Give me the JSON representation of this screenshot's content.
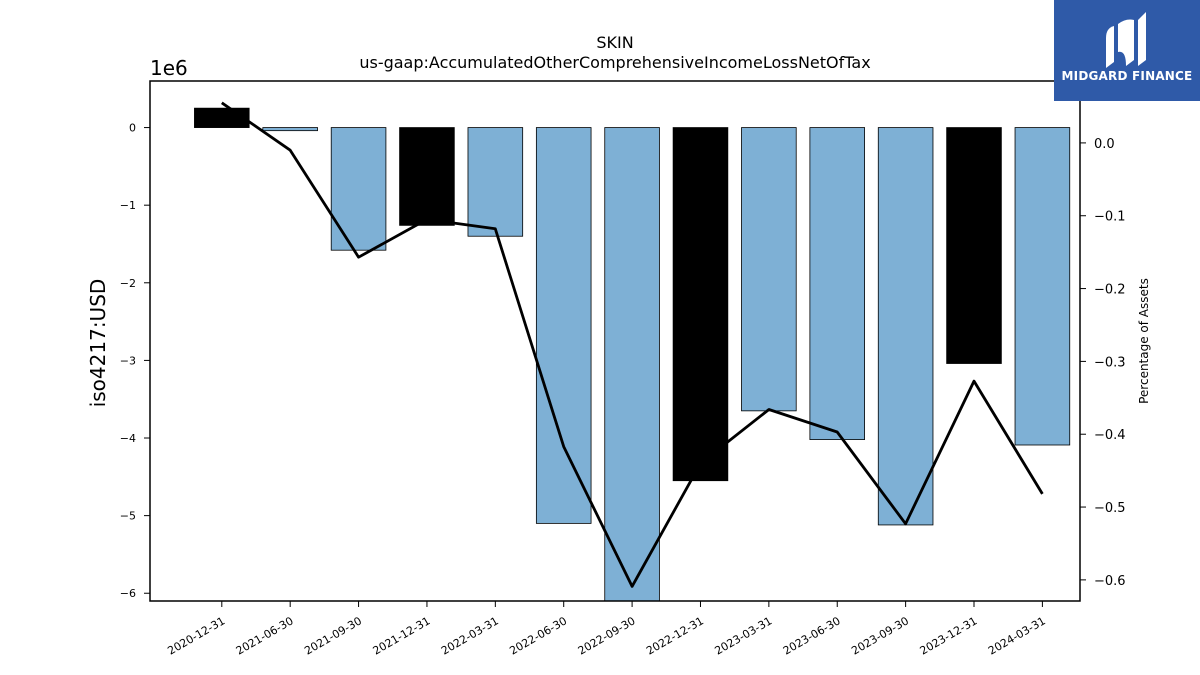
{
  "chart_data": {
    "type": "bar",
    "title": "SKIN",
    "subtitle": "us-gaap:AccumulatedOtherComprehensiveIncomeLossNetOfTax",
    "ylabel": "iso4217:USD",
    "y2label": "Percentage of Assets",
    "y_multiplier": "1e6",
    "categories": [
      "2020-12-31",
      "2021-06-30",
      "2021-09-30",
      "2021-12-31",
      "2022-03-31",
      "2022-06-30",
      "2022-09-30",
      "2022-12-31",
      "2023-03-31",
      "2023-06-30",
      "2023-09-30",
      "2023-12-31",
      "2024-03-31"
    ],
    "values": [
      0.25,
      -0.04,
      -1.58,
      -1.26,
      -1.4,
      -5.1,
      -6.15,
      -4.55,
      -3.65,
      -4.02,
      -5.12,
      -3.04,
      -4.09
    ],
    "bar_colors": [
      "#000000",
      "#7eb0d5",
      "#7eb0d5",
      "#000000",
      "#7eb0d5",
      "#7eb0d5",
      "#7eb0d5",
      "#000000",
      "#7eb0d5",
      "#7eb0d5",
      "#7eb0d5",
      "#000000",
      "#7eb0d5"
    ],
    "line_values": [
      0.055,
      -0.01,
      -0.157,
      -0.105,
      -0.118,
      -0.417,
      -0.609,
      -0.44,
      -0.366,
      -0.397,
      -0.523,
      -0.327,
      -0.482
    ],
    "ylim": [
      -6.1,
      0.6
    ],
    "y2lim": [
      -0.629,
      0.085
    ],
    "yticks": [
      0,
      -1,
      -2,
      -3,
      -4,
      -5,
      -6
    ],
    "y2ticks": [
      0.0,
      -0.1,
      -0.2,
      -0.3,
      -0.4,
      -0.5,
      -0.6
    ],
    "grid": false
  },
  "logo": {
    "text": "MIDGARD FINANCE"
  }
}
□ □ □ □ □ □ □
** WHAT THE TASK REQUIRES **
Copy all the records above exactly, but leave out the pictures.

** CORRECT OUTPUT **
Give me the JSON representation of this screenshot's content.
{
  "chart_data": {
    "type": "bar",
    "title": "SKIN",
    "subtitle": "us-gaap:AccumulatedOtherComprehensiveIncomeLossNetOfTax",
    "ylabel": "iso4217:USD",
    "y2label": "Percentage of Assets",
    "y_multiplier": "1e6",
    "categories": [
      "2020-12-31",
      "2021-06-30",
      "2021-09-30",
      "2021-12-31",
      "2022-03-31",
      "2022-06-30",
      "2022-09-30",
      "2022-12-31",
      "2023-03-31",
      "2023-06-30",
      "2023-09-30",
      "2023-12-31",
      "2024-03-31"
    ],
    "values": [
      0.25,
      -0.04,
      -1.58,
      -1.26,
      -1.4,
      -5.1,
      -6.15,
      -4.55,
      -3.65,
      -4.02,
      -5.12,
      -3.04,
      -4.09
    ],
    "bar_colors": [
      "#000000",
      "#7eb0d5",
      "#7eb0d5",
      "#000000",
      "#7eb0d5",
      "#7eb0d5",
      "#7eb0d5",
      "#000000",
      "#7eb0d5",
      "#7eb0d5",
      "#7eb0d5",
      "#000000",
      "#7eb0d5"
    ],
    "line_values": [
      0.055,
      -0.01,
      -0.157,
      -0.105,
      -0.118,
      -0.417,
      -0.609,
      -0.44,
      -0.366,
      -0.397,
      -0.523,
      -0.327,
      -0.482
    ],
    "ylim": [
      -6.1,
      0.6
    ],
    "y2lim": [
      -0.629,
      0.085
    ],
    "yticks": [
      0,
      -1,
      -2,
      -3,
      -4,
      -5,
      -6
    ],
    "y2ticks": [
      0.0,
      -0.1,
      -0.2,
      -0.3,
      -0.4,
      -0.5,
      -0.6
    ],
    "grid": false
  },
  "logo": {
    "text": "MIDGARD FINANCE"
  }
}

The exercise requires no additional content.